WRITTEN PROBLEM ▸ In the copy, include every entry exactly but none of the pictures.

THE RECORDS ▸
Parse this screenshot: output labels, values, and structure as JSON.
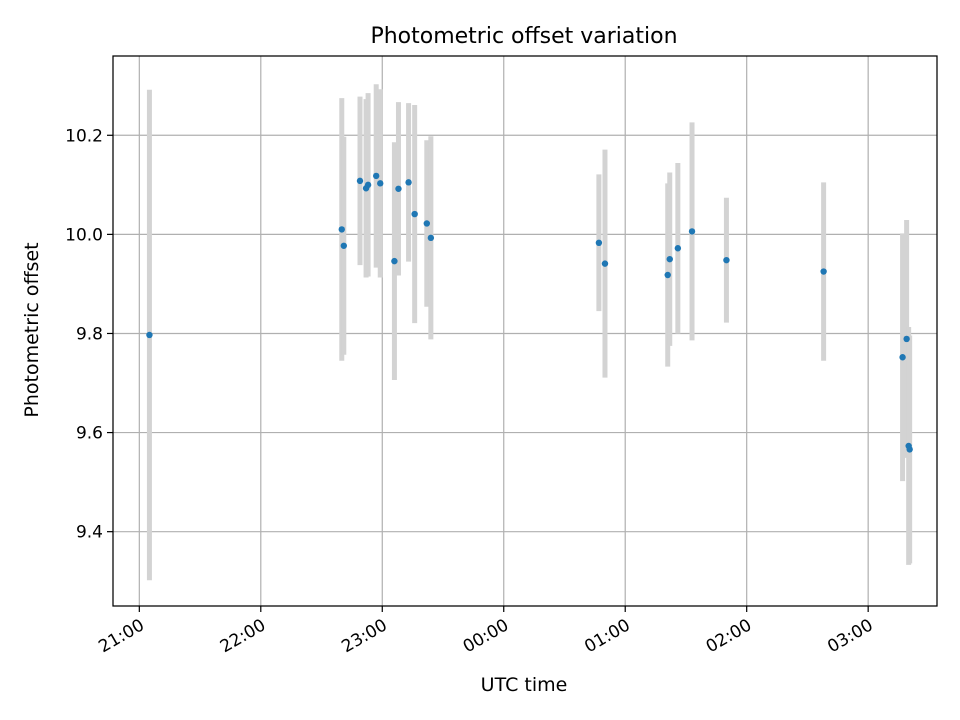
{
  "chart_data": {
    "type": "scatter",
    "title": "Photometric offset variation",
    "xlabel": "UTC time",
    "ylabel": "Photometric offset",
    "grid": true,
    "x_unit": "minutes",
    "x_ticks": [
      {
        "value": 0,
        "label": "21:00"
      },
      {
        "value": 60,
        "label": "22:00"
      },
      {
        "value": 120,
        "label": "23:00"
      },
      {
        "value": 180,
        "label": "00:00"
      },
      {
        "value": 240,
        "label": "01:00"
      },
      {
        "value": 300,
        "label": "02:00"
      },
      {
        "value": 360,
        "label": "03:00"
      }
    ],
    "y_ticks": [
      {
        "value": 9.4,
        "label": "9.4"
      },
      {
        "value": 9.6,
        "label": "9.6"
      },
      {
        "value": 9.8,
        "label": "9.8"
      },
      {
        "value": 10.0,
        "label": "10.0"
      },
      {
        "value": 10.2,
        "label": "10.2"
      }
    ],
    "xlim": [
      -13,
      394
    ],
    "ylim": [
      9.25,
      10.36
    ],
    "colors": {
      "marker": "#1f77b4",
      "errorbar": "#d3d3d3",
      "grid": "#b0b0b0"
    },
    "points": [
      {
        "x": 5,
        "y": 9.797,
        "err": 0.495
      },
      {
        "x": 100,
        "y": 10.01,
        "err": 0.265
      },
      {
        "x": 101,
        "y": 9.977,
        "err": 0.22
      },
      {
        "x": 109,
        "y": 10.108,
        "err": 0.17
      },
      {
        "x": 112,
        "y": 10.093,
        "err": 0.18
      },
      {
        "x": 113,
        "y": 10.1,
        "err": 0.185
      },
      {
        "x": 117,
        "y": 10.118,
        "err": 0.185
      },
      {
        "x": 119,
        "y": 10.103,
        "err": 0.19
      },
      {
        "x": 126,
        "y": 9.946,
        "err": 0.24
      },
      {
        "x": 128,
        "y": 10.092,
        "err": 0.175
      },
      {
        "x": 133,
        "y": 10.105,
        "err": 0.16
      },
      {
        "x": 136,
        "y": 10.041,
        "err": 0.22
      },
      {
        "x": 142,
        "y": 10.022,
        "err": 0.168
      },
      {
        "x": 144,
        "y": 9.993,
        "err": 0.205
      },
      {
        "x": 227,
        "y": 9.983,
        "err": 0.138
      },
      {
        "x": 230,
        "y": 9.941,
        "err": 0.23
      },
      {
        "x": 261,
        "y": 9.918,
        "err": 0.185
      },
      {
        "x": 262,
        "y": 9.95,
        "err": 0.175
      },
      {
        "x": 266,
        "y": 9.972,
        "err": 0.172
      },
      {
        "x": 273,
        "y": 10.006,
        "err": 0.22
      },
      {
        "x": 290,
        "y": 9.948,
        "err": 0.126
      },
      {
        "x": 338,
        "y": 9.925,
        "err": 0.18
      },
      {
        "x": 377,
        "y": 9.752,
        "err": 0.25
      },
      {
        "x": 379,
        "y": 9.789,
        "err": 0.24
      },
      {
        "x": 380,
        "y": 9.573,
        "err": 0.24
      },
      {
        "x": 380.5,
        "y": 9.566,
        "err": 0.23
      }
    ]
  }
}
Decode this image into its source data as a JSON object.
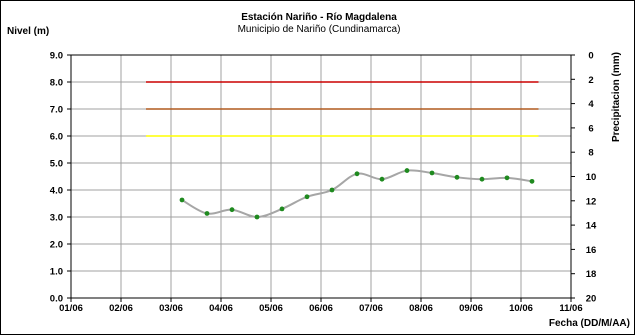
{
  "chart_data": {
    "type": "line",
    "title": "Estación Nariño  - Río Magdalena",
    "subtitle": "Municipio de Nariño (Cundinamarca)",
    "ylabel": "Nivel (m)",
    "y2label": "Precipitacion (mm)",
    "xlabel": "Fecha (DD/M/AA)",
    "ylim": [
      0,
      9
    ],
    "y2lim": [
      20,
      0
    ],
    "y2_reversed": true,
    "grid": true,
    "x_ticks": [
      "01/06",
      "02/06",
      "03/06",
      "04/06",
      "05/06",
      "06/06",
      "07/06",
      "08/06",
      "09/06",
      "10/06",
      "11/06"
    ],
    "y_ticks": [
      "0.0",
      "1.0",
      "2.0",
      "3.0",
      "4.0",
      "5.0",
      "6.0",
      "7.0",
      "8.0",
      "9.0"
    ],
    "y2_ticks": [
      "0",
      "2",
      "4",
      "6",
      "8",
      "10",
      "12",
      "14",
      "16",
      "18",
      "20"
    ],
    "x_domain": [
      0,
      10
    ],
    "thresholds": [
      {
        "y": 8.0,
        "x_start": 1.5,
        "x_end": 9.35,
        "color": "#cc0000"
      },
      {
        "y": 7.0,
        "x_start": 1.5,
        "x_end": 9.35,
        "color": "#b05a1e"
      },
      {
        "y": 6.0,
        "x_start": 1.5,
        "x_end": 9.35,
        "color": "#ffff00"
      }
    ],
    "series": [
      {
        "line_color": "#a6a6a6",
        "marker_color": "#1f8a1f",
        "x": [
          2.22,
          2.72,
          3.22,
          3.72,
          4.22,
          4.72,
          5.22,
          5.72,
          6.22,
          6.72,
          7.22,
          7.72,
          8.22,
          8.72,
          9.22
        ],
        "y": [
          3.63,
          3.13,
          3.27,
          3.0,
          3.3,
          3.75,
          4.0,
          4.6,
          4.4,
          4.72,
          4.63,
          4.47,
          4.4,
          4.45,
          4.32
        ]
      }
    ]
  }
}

THE ANSWER ▸
Parse this screenshot: output labels, values, and structure as JSON.
{
  "chart_data": {
    "type": "scatter",
    "title": "Photometric offset variation",
    "xlabel": "UTC time",
    "ylabel": "Photometric offset",
    "grid": true,
    "x_unit": "minutes",
    "x_ticks": [
      {
        "value": 0,
        "label": "21:00"
      },
      {
        "value": 60,
        "label": "22:00"
      },
      {
        "value": 120,
        "label": "23:00"
      },
      {
        "value": 180,
        "label": "00:00"
      },
      {
        "value": 240,
        "label": "01:00"
      },
      {
        "value": 300,
        "label": "02:00"
      },
      {
        "value": 360,
        "label": "03:00"
      }
    ],
    "y_ticks": [
      {
        "value": 9.4,
        "label": "9.4"
      },
      {
        "value": 9.6,
        "label": "9.6"
      },
      {
        "value": 9.8,
        "label": "9.8"
      },
      {
        "value": 10.0,
        "label": "10.0"
      },
      {
        "value": 10.2,
        "label": "10.2"
      }
    ],
    "xlim": [
      -13,
      394
    ],
    "ylim": [
      9.25,
      10.36
    ],
    "colors": {
      "marker": "#1f77b4",
      "errorbar": "#d3d3d3",
      "grid": "#b0b0b0"
    },
    "points": [
      {
        "x": 5,
        "y": 9.797,
        "err": 0.495
      },
      {
        "x": 100,
        "y": 10.01,
        "err": 0.265
      },
      {
        "x": 101,
        "y": 9.977,
        "err": 0.22
      },
      {
        "x": 109,
        "y": 10.108,
        "err": 0.17
      },
      {
        "x": 112,
        "y": 10.093,
        "err": 0.18
      },
      {
        "x": 113,
        "y": 10.1,
        "err": 0.185
      },
      {
        "x": 117,
        "y": 10.118,
        "err": 0.185
      },
      {
        "x": 119,
        "y": 10.103,
        "err": 0.19
      },
      {
        "x": 126,
        "y": 9.946,
        "err": 0.24
      },
      {
        "x": 128,
        "y": 10.092,
        "err": 0.175
      },
      {
        "x": 133,
        "y": 10.105,
        "err": 0.16
      },
      {
        "x": 136,
        "y": 10.041,
        "err": 0.22
      },
      {
        "x": 142,
        "y": 10.022,
        "err": 0.168
      },
      {
        "x": 144,
        "y": 9.993,
        "err": 0.205
      },
      {
        "x": 227,
        "y": 9.983,
        "err": 0.138
      },
      {
        "x": 230,
        "y": 9.941,
        "err": 0.23
      },
      {
        "x": 261,
        "y": 9.918,
        "err": 0.185
      },
      {
        "x": 262,
        "y": 9.95,
        "err": 0.175
      },
      {
        "x": 266,
        "y": 9.972,
        "err": 0.172
      },
      {
        "x": 273,
        "y": 10.006,
        "err": 0.22
      },
      {
        "x": 290,
        "y": 9.948,
        "err": 0.126
      },
      {
        "x": 338,
        "y": 9.925,
        "err": 0.18
      },
      {
        "x": 377,
        "y": 9.752,
        "err": 0.25
      },
      {
        "x": 379,
        "y": 9.789,
        "err": 0.24
      },
      {
        "x": 380,
        "y": 9.573,
        "err": 0.24
      },
      {
        "x": 380.5,
        "y": 9.566,
        "err": 0.23
      }
    ]
  }
}
Decode this image into its source data as a JSON object.
{
  "chart_data": {
    "type": "line",
    "title": "Estación Nariño  - Río Magdalena",
    "subtitle": "Municipio de Nariño (Cundinamarca)",
    "ylabel": "Nivel (m)",
    "y2label": "Precipitacion (mm)",
    "xlabel": "Fecha (DD/M/AA)",
    "ylim": [
      0,
      9
    ],
    "y2lim": [
      20,
      0
    ],
    "y2_reversed": true,
    "grid": true,
    "x_ticks": [
      "01/06",
      "02/06",
      "03/06",
      "04/06",
      "05/06",
      "06/06",
      "07/06",
      "08/06",
      "09/06",
      "10/06",
      "11/06"
    ],
    "y_ticks": [
      "0.0",
      "1.0",
      "2.0",
      "3.0",
      "4.0",
      "5.0",
      "6.0",
      "7.0",
      "8.0",
      "9.0"
    ],
    "y2_ticks": [
      "0",
      "2",
      "4",
      "6",
      "8",
      "10",
      "12",
      "14",
      "16",
      "18",
      "20"
    ],
    "x_domain": [
      0,
      10
    ],
    "thresholds": [
      {
        "y": 8.0,
        "x_start": 1.5,
        "x_end": 9.35,
        "color": "#cc0000"
      },
      {
        "y": 7.0,
        "x_start": 1.5,
        "x_end": 9.35,
        "color": "#b05a1e"
      },
      {
        "y": 6.0,
        "x_start": 1.5,
        "x_end": 9.35,
        "color": "#ffff00"
      }
    ],
    "series": [
      {
        "line_color": "#a6a6a6",
        "marker_color": "#1f8a1f",
        "x": [
          2.22,
          2.72,
          3.22,
          3.72,
          4.22,
          4.72,
          5.22,
          5.72,
          6.22,
          6.72,
          7.22,
          7.72,
          8.22,
          8.72,
          9.22
        ],
        "y": [
          3.63,
          3.13,
          3.27,
          3.0,
          3.3,
          3.75,
          4.0,
          4.6,
          4.4,
          4.72,
          4.63,
          4.47,
          4.4,
          4.45,
          4.32
        ]
      }
    ]
  }
}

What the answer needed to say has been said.